__EXERCISE GOAL__. Type every record exactly as it appears.

__RECORDS SHOWN__.
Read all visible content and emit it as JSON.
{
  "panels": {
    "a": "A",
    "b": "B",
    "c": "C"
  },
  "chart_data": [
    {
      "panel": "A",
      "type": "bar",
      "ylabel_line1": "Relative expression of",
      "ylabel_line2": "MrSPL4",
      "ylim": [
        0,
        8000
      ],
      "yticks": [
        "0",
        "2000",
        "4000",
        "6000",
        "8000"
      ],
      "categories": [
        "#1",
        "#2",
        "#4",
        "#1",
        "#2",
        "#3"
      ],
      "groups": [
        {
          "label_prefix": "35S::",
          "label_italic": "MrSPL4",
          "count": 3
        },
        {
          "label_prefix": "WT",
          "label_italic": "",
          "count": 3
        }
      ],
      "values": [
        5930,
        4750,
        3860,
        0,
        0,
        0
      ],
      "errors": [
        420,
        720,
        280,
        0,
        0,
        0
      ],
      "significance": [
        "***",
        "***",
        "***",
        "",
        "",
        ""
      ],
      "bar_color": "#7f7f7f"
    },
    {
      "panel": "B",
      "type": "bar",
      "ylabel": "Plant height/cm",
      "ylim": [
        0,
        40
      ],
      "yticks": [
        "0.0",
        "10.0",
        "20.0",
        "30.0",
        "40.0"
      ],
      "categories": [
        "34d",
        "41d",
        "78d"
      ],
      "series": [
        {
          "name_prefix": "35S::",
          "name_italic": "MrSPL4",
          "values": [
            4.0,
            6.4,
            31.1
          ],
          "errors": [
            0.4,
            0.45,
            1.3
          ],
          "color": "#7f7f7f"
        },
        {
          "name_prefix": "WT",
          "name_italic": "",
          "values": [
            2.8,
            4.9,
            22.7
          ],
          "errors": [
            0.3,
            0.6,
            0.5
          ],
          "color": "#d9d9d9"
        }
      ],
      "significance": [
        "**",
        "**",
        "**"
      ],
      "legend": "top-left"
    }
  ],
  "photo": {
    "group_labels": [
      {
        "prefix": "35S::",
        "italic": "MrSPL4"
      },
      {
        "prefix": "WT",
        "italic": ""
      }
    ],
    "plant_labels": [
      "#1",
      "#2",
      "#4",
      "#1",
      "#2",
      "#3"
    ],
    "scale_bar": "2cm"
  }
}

__THE SOLUTION__.
Read all visible content and emit it as JSON.
{
  "panels": {
    "a": "A",
    "b": "B",
    "c": "C"
  },
  "chart_data": [
    {
      "panel": "A",
      "type": "bar",
      "ylabel_line1": "Relative expression of",
      "ylabel_line2": "MrSPL4",
      "ylim": [
        0,
        8000
      ],
      "yticks": [
        "0",
        "2000",
        "4000",
        "6000",
        "8000"
      ],
      "categories": [
        "#1",
        "#2",
        "#4",
        "#1",
        "#2",
        "#3"
      ],
      "groups": [
        {
          "label_prefix": "35S::",
          "label_italic": "MrSPL4",
          "count": 3
        },
        {
          "label_prefix": "WT",
          "label_italic": "",
          "count": 3
        }
      ],
      "values": [
        5930,
        4750,
        3860,
        0,
        0,
        0
      ],
      "errors": [
        420,
        720,
        280,
        0,
        0,
        0
      ],
      "significance": [
        "***",
        "***",
        "***",
        "",
        "",
        ""
      ],
      "bar_color": "#7f7f7f"
    },
    {
      "panel": "B",
      "type": "bar",
      "ylabel": "Plant height/cm",
      "ylim": [
        0,
        40
      ],
      "yticks": [
        "0.0",
        "10.0",
        "20.0",
        "30.0",
        "40.0"
      ],
      "categories": [
        "34d",
        "41d",
        "78d"
      ],
      "series": [
        {
          "name_prefix": "35S::",
          "name_italic": "MrSPL4",
          "values": [
            4.0,
            6.4,
            31.1
          ],
          "errors": [
            0.4,
            0.45,
            1.3
          ],
          "color": "#7f7f7f"
        },
        {
          "name_prefix": "WT",
          "name_italic": "",
          "values": [
            2.8,
            4.9,
            22.7
          ],
          "errors": [
            0.3,
            0.6,
            0.5
          ],
          "color": "#d9d9d9"
        }
      ],
      "significance": [
        "**",
        "**",
        "**"
      ],
      "legend": "top-left"
    }
  ],
  "photo": {
    "group_labels": [
      {
        "prefix": "35S::",
        "italic": "MrSPL4"
      },
      {
        "prefix": "WT",
        "italic": ""
      }
    ],
    "plant_labels": [
      "#1",
      "#2",
      "#4",
      "#1",
      "#2",
      "#3"
    ],
    "scale_bar": "2cm"
  }
}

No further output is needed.